### TASK LIST
1 - In the drive system passage, what connects gear motor 302 to main drive shaft 304?
2 - Rename "chain drive" to "belt drive" in the drive system passage, and give the part between "The drive system" and "transfer turret 26.", inclusive.
3 - Please carry the drive system passage further from the point where it stops.

-- Start PASSAGE TO READ --

The drive system 300 (FIGS. 2 and 6) comprises a gear motor 302 which is connected to a longitudinally extending main drive shaft 304 by a chain drive 306 and continuously driven this shaft in a clockwise direction. The shaft 304 is journaled in
brackets 307 bolted to the sterilizer housing 140 and extends the full length of the apparatus 20. The preheater drive shaft 84 is driven from the main drive shaft 304 by a chain drive 308, thereby driving the preheater reel 62 in a counterclockwise
direction by means of the gears 82. The reel 116 of the pressure feed valve 22 is driven in a clockwise direction by a chain drive 310 which interconnects the shafts 84 and 117. The reel 128 of the transfer turret 26 is driven in a clockwise direction
by a chain drive 312 which connects the shaft 117 of the feed valve 22 to the shaft 130 of the transfer turret 26.
A chain drive 314 interconnects the main drive shaft 304 and the shaft 158 thereby driving the shaft 158 in a clockwise direction and the reel 170 of the sterilizer 28 in a counterclockwise direction. A gear 316 keyed to the shaft 158 meshes
with a gear 318 keyed to the shaft 222 thereby driving the precooler gears 220 in a counterclockwise direction and the reel 218 of the precooler 36 in a clockwise direction. The reel 262 of the final cooler 42 is continuously driven in a
counterclockwise direction by a chain drive 320 which interconnects the shafts 222 and 274.

-- End PASSAGE TO READ --
-- Start DATASET EXCERPT --

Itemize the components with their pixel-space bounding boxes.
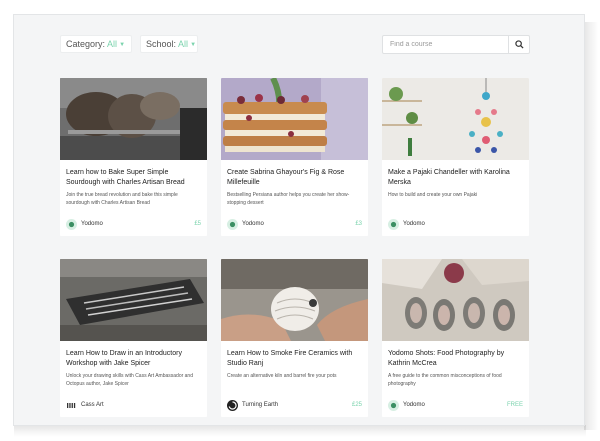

-- End DATASET EXCERPT --

### SOLVED TASKS
1 - A chain drive 306.

2 -
The drive system 300 (FIGS. 2 and 6) comprises a gear motor 302 which is connected to a longitudinally extending main drive shaft 304 by a belt drive 306 and continuously driven this shaft in a clockwise direction. The shaft 304 is journaled in
brackets 307 bolted to the sterilizer housing 140 and extends the full length of the apparatus 20. The preheater drive shaft 84 is driven from the main drive shaft 304 by a belt drive 308, thereby driving the preheater reel 62 in a counterclockwise
direction by means of the gears 82. The reel 116 of the pressure feed valve 22 is driven in a clockwise direction by a belt drive 310 which interconnects the shafts 84 and 117. The reel 128 of the transfer turret 26 is driven in a clockwise direction
by a belt drive 312 which connects the shaft 117 of the feed valve 22 to the shaft 130 of the transfer turret 26.

3 -
The reel 212 of the transfer turret 32 is driven in a counterclockwise direction by a chain drive 322 which is trained around a sprocket keyed to the shaft 130 of the transfer turret 26, around an idler sprocket 326 rotatably supported by a
bracket 328 secured to the precooler housing 216, and around a sprocket 330 (FIG. 6) keyed to the shaft 214 of the transfer turret 32. The reel 280 of the discharge valve 44 is driven in a counterclockwise direction, and the let-down device 34 is driven
in a clockwise direction by a chain drive 332. The transfer device 38 is driven in a clockwise direction by a chain drive 334 interconnecting the let-down device 34 and the shaft 246 of the transfer device 38.
Power is transmitted from the shaft 282 of the discharge valve 44 to the let-down device 40 by a chain drive 336 thereby driving the let-down device 40 in a counterclockwise direction. The let-down device 40 is connected to the let-down device
30 by a chain drive 338 and drives the device 30 in a counterclockwise direction, while a chain drive 340 connects the let-down device 30 to the screw conveyor shaft 193 and drives the conveyor 192 in a counterclockwise direction
Thus, the drive system 300 continuously drives all row handling components of the cooking and cooling apparatus 20 in the proper direction and at a rate of about four rows per minute. Although the let-down devices 30, 34 and 40 have been shown
as being driven by chain drives, it is apparent that these devices could be driven directly from the reel of the sterilizer 28, precooler 37, and final cooler 42 if desired.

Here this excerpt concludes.